Return every line of the data below that includes the string "Cryptocurrency".
--- BEGIN Listed entries ---
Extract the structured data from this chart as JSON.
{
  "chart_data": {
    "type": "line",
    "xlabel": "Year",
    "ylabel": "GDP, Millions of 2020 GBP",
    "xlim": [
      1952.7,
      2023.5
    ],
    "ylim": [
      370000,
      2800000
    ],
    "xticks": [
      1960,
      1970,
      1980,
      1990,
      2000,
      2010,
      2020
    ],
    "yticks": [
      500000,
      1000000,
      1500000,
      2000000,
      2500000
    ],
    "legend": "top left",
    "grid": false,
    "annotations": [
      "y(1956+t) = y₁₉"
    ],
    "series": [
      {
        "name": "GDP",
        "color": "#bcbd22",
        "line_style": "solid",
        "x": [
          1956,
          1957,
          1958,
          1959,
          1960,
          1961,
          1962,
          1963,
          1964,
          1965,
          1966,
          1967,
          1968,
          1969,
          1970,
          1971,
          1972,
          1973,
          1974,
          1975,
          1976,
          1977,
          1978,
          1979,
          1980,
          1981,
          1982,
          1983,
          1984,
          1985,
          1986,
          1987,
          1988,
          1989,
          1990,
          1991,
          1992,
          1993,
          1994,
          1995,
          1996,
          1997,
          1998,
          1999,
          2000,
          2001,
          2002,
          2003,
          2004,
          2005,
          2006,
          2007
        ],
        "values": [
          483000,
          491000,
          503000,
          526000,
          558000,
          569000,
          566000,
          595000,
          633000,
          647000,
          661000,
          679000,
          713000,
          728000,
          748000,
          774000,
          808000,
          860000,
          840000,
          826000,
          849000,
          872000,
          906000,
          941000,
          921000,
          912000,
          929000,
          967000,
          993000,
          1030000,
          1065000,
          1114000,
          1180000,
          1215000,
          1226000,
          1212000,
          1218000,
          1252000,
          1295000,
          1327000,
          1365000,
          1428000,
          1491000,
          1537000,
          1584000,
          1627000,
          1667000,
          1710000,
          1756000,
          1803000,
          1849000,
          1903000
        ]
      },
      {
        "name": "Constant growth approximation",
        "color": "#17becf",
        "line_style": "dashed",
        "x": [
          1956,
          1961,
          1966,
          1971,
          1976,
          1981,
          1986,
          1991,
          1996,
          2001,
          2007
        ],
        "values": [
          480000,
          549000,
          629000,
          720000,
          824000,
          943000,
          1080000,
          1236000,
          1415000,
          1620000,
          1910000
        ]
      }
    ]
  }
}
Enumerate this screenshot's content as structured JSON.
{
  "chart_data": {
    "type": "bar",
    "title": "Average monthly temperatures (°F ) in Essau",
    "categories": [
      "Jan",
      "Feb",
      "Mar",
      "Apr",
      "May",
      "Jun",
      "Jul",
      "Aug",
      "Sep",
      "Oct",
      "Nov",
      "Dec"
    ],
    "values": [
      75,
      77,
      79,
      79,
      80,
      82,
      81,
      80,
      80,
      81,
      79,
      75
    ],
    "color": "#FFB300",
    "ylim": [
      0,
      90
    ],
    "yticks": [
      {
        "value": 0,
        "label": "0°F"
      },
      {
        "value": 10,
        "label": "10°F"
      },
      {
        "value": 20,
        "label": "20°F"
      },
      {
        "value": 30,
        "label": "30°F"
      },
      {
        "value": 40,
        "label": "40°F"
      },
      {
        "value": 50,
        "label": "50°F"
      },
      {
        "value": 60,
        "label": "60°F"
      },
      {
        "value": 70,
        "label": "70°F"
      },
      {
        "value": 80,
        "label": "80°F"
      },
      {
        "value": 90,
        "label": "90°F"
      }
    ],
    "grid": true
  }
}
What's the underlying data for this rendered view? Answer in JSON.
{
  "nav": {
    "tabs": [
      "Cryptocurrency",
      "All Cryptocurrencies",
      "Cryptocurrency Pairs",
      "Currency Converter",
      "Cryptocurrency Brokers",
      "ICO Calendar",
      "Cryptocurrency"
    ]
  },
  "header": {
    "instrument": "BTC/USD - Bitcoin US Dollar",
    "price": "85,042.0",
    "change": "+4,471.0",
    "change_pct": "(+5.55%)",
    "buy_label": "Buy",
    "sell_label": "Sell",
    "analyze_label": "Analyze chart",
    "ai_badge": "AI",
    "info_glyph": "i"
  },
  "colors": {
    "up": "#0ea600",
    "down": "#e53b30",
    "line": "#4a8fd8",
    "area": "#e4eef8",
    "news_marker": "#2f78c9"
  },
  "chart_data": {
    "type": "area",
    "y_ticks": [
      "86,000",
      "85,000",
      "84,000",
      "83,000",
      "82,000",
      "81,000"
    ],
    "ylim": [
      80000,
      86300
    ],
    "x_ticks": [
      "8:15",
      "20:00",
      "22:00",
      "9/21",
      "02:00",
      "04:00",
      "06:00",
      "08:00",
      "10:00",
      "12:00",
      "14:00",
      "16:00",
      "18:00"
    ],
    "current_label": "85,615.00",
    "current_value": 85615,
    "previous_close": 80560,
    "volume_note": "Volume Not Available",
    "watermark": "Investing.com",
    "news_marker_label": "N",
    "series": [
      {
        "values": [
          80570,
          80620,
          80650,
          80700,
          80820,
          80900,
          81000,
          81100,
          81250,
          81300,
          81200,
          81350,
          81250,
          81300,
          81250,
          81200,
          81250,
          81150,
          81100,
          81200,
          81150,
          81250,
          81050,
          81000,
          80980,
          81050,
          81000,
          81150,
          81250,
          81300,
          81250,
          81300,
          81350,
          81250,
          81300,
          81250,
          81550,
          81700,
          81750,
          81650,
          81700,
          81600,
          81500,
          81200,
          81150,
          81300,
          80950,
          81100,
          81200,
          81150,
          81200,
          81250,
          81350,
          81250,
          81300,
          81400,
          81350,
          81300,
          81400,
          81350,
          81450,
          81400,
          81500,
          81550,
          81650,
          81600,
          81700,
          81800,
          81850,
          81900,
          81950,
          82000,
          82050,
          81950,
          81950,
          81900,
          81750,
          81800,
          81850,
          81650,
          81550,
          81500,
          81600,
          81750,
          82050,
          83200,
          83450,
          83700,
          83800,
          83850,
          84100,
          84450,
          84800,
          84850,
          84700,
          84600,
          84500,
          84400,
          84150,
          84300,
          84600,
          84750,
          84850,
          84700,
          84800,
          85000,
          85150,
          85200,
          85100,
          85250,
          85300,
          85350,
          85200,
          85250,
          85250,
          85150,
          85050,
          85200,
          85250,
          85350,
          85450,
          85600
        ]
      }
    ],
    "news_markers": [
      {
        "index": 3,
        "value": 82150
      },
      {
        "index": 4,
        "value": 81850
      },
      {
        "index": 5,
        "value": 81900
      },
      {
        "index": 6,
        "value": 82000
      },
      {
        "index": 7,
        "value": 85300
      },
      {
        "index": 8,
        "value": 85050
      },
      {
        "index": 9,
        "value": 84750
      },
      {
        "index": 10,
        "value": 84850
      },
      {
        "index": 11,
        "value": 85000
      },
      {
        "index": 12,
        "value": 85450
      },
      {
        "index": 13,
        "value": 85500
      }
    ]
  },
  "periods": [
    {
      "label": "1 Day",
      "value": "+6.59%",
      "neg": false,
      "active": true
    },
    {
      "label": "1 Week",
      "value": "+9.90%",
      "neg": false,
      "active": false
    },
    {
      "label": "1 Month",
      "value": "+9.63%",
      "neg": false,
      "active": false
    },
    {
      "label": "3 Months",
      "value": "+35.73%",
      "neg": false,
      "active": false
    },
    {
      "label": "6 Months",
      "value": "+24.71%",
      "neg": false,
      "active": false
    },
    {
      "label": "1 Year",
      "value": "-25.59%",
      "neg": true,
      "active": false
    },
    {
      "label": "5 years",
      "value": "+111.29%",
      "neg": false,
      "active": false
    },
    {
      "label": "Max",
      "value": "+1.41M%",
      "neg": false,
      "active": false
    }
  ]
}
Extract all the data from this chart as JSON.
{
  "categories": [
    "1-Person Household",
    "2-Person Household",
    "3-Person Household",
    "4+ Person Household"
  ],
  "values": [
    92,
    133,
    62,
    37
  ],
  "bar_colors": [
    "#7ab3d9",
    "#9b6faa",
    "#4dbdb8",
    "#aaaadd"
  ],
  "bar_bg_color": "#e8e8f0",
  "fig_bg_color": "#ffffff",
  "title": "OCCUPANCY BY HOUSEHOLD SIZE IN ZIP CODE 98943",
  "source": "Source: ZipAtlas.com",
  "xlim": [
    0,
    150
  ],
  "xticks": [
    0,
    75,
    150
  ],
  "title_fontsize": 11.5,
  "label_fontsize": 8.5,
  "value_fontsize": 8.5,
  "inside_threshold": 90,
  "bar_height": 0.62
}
--- END Listed entries ---
> **Solution for this problem**:
      "Cryptocurrency",
      "Cryptocurrency Pairs",
      "Cryptocurrency Brokers",
      "Cryptocurrency"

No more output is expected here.